WHAT TO DO — Here are some records; return them all exactly.

(Records excerpted from a collection)
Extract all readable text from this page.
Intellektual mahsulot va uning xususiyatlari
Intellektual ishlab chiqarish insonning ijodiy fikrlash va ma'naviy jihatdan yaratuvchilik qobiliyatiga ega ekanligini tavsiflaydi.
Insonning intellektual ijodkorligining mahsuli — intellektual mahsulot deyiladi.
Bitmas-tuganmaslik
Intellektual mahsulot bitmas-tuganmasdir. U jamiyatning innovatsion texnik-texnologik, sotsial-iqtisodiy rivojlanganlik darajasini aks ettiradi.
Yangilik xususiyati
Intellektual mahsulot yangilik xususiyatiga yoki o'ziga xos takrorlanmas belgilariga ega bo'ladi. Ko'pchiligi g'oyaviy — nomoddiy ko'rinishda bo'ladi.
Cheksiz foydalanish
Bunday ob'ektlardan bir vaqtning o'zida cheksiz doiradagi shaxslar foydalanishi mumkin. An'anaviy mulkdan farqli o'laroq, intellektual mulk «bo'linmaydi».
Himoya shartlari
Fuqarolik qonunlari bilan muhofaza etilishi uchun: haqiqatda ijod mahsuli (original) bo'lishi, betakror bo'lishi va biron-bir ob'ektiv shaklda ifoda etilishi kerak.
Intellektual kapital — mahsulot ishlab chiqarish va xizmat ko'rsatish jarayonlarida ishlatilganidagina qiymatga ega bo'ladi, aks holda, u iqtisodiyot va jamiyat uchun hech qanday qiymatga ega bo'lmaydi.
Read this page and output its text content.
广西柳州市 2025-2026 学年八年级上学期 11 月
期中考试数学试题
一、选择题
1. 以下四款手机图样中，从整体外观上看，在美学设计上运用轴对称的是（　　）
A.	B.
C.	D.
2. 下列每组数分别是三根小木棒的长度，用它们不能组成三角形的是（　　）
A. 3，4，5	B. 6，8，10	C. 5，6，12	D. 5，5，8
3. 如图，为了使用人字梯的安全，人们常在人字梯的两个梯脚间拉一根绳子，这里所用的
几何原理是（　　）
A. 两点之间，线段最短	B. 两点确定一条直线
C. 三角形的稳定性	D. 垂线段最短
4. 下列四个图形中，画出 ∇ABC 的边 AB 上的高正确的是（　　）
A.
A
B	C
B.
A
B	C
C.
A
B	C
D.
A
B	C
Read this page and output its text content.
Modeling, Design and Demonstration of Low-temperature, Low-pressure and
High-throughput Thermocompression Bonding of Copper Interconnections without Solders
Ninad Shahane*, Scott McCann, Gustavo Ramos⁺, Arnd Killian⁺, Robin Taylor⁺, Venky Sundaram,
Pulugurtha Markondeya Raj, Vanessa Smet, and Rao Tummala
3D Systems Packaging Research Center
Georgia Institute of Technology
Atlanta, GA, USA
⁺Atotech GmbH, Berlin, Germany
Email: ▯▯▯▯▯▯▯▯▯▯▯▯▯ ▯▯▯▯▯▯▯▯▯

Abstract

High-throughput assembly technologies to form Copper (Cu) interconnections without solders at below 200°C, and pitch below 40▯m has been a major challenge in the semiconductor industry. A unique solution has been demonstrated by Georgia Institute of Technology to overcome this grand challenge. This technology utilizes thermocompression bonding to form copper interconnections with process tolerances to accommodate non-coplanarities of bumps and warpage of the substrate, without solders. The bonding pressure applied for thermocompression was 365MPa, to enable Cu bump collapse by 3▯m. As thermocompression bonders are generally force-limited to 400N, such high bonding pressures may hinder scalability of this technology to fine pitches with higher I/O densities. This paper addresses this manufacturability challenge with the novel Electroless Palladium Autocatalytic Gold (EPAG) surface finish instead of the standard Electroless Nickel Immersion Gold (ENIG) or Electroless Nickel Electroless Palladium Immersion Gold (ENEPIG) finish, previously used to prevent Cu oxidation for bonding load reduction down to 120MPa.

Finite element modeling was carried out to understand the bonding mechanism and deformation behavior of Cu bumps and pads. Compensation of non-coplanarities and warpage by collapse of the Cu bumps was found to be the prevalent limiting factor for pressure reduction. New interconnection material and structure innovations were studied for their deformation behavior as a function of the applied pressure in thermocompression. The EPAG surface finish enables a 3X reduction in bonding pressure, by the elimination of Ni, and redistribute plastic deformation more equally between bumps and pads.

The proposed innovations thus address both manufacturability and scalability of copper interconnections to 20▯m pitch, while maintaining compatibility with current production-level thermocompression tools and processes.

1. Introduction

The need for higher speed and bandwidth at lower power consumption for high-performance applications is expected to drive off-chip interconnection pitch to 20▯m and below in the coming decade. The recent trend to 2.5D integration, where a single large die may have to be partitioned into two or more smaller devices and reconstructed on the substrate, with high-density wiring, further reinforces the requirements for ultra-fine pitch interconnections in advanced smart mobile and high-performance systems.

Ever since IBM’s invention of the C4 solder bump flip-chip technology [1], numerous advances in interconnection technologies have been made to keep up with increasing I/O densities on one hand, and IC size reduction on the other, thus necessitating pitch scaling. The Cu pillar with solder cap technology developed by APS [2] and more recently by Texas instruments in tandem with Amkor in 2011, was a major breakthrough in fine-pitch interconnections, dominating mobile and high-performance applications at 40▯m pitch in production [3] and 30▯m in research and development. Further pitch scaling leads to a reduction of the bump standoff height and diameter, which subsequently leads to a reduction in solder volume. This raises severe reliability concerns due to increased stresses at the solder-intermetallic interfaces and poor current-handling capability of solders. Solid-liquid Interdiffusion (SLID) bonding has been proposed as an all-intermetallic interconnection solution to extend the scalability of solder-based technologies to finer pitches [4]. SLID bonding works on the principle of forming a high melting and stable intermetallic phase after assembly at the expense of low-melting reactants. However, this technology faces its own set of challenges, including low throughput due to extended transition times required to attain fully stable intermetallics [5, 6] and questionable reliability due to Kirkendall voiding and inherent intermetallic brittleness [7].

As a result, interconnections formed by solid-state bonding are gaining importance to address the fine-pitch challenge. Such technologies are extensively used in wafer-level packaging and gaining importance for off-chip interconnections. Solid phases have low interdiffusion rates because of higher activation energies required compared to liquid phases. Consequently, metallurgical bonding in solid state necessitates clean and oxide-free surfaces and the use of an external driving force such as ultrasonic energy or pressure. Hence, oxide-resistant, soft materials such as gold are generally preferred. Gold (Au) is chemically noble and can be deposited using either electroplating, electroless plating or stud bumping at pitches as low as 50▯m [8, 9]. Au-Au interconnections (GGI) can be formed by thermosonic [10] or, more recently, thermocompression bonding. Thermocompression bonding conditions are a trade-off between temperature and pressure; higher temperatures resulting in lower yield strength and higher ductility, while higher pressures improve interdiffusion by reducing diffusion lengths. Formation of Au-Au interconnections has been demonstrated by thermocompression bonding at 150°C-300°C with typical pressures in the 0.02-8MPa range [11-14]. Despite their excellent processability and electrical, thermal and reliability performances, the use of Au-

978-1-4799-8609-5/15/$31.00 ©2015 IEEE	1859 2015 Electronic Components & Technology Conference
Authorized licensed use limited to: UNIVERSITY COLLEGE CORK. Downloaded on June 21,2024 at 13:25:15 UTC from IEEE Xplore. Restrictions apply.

EXERCISE SOLUTION —
Extract all readable text from this page.
Intellektual mahsulot va uning xususiyatlari
Intellektual ishlab chiqarish insonning ijodiy fikrlash va ma'naviy jihatdan yaratuvchilik qobiliyatiga ega ekanligini tavsiflaydi.
Insonning intellektual ijodkorligining mahsuli — intellektual mahsulot deyiladi.
Bitmas-tuganmaslik
Intellektual mahsulot bitmas-tuganmasdir. U jamiyatning innovatsion texnik-texnologik, sotsial-iqtisodiy rivojlanganlik darajasini aks ettiradi.
Yangilik xususiyati
Intellektual mahsulot yangilik xususiyatiga yoki o'ziga xos takrorlanmas belgilariga ega bo'ladi. Ko'pchiligi g'oyaviy — nomoddiy ko'rinishda bo'ladi.
Cheksiz foydalanish
Bunday ob'ektlardan bir vaqtning o'zida cheksiz doiradagi shaxslar foydalanishi mumkin. An'anaviy mulkdan farqli o'laroq, intellektual mulk «bo'linmaydi».
Himoya shartlari
Fuqarolik qonunlari bilan muhofaza etilishi uchun: haqiqatda ijod mahsuli (original) bo'lishi, betakror bo'lishi va biron-bir ob'ektiv shaklda ifoda etilishi kerak.
Intellektual kapital — mahsulot ishlab chiqarish va xizmat ko'rsatish jarayonlarida ishlatilganidagina qiymatga ega bo'ladi, aks holda, u iqtisodiyot va jamiyat uchun hech qanday qiymatga ega bo'lmaydi.
Read this page and output its text content.
广西柳州市 2025-2026 学年八年级上学期 11 月
期中考试数学试题
一、选择题
1. 以下四款手机图样中，从整体外观上看，在美学设计上运用轴对称的是（　　）
A.	B.
C.	D.
2. 下列每组数分别是三根小木棒的长度，用它们不能组成三角形的是（　　）
A. 3，4，5	B. 6，8，10	C. 5，6，12	D. 5，5，8
3. 如图，为了使用人字梯的安全，人们常在人字梯的两个梯脚间拉一根绳子，这里所用的
几何原理是（　　）
A. 两点之间，线段最短	B. 两点确定一条直线
C. 三角形的稳定性	D. 垂线段最短
4. 下列四个图形中，画出 ∇ABC 的边 AB 上的高正确的是（　　）
A.
A
B	C
B.
A
B	C
C.
A
B	C
D.
A
B	C
Read this page and output its text content.
Modeling, Design and Demonstration of Low-temperature, Low-pressure and
High-throughput Thermocompression Bonding of Copper Interconnections without Solders
Ninad Shahane*, Scott McCann, Gustavo Ramos⁺, Arnd Killian⁺, Robin Taylor⁺, Venky Sundaram,
Pulugurtha Markondeya Raj, Vanessa Smet, and Rao Tummala
3D Systems Packaging Research Center
Georgia Institute of Technology
Atlanta, GA, USA
⁺Atotech GmbH, Berlin, Germany
Email: ▯▯▯▯▯▯▯▯▯▯▯▯▯ ▯▯▯▯▯▯▯▯▯

Abstract

High-throughput assembly technologies to form Copper (Cu) interconnections without solders at below 200°C, and pitch below 40▯m has been a major challenge in the semiconductor industry. A unique solution has been demonstrated by Georgia Institute of Technology to overcome this grand challenge. This technology utilizes thermocompression bonding to form copper interconnections with process tolerances to accommodate non-coplanarities of bumps and warpage of the substrate, without solders. The bonding pressure applied for thermocompression was 365MPa, to enable Cu bump collapse by 3▯m. As thermocompression bonders are generally force-limited to 400N, such high bonding pressures may hinder scalability of this technology to fine pitches with higher I/O densities. This paper addresses this manufacturability challenge with the novel Electroless Palladium Autocatalytic Gold (EPAG) surface finish instead of the standard Electroless Nickel Immersion Gold (ENIG) or Electroless Nickel Electroless Palladium Immersion Gold (ENEPIG) finish, previously used to prevent Cu oxidation for bonding load reduction down to 120MPa.

Finite element modeling was carried out to understand the bonding mechanism and deformation behavior of Cu bumps and pads. Compensation of non-coplanarities and warpage by collapse of the Cu bumps was found to be the prevalent limiting factor for pressure reduction. New interconnection material and structure innovations were studied for their deformation behavior as a function of the applied pressure in thermocompression. The EPAG surface finish enables a 3X reduction in bonding pressure, by the elimination of Ni, and redistribute plastic deformation more equally between bumps and pads.

The proposed innovations thus address both manufacturability and scalability of copper interconnections to 20▯m pitch, while maintaining compatibility with current production-level thermocompression tools and processes.

1. Introduction

The need for higher speed and bandwidth at lower power consumption for high-performance applications is expected to drive off-chip interconnection pitch to 20▯m and below in the coming decade. The recent trend to 2.5D integration, where a single large die may have to be partitioned into two or more smaller devices and reconstructed on the substrate, with high-density wiring, further reinforces the requirements for ultra-fine pitch interconnections in advanced smart mobile and high-performance systems.

Ever since IBM’s invention of the C4 solder bump flip-chip technology [1], numerous advances in interconnection technologies have been made to keep up with increasing I/O densities on one hand, and IC size reduction on the other, thus necessitating pitch scaling. The Cu pillar with solder cap technology developed by APS [2] and more recently by Texas instruments in tandem with Amkor in 2011, was a major breakthrough in fine-pitch interconnections, dominating mobile and high-performance applications at 40▯m pitch in production [3] and 30▯m in research and development. Further pitch scaling leads to a reduction of the bump standoff height and diameter, which subsequently leads to a reduction in solder volume. This raises severe reliability concerns due to increased stresses at the solder-intermetallic interfaces and poor current-handling capability of solders. Solid-liquid Interdiffusion (SLID) bonding has been proposed as an all-intermetallic interconnection solution to extend the scalability of solder-based technologies to finer pitches [4]. SLID bonding works on the principle of forming a high melting and stable intermetallic phase after assembly at the expense of low-melting reactants. However, this technology faces its own set of challenges, including low throughput due to extended transition times required to attain fully stable intermetallics [5, 6] and questionable reliability due to Kirkendall voiding and inherent intermetallic brittleness [7].

As a result, interconnections formed by solid-state bonding are gaining importance to address the fine-pitch challenge. Such technologies are extensively used in wafer-level packaging and gaining importance for off-chip interconnections. Solid phases have low interdiffusion rates because of higher activation energies required compared to liquid phases. Consequently, metallurgical bonding in solid state necessitates clean and oxide-free surfaces and the use of an external driving force such as ultrasonic energy or pressure. Hence, oxide-resistant, soft materials such as gold are generally preferred. Gold (Au) is chemically noble and can be deposited using either electroplating, electroless plating or stud bumping at pitches as low as 50▯m [8, 9]. Au-Au interconnections (GGI) can be formed by thermosonic [10] or, more recently, thermocompression bonding. Thermocompression bonding conditions are a trade-off between temperature and pressure; higher temperatures resulting in lower yield strength and higher ductility, while higher pressures improve interdiffusion by reducing diffusion lengths. Formation of Au-Au interconnections has been demonstrated by thermocompression bonding at 150°C-300°C with typical pressures in the 0.02-8MPa range [11-14]. Despite their excellent processability and electrical, thermal and reliability performances, the use of Au-

978-1-4799-8609-5/15/$31.00 ©2015 IEEE	1859 2015 Electronic Components & Technology Conference
Authorized licensed use limited to: UNIVERSITY COLLEGE CORK. Downloaded on June 21,2024 at 13:25:15 UTC from IEEE Xplore. Restrictions apply.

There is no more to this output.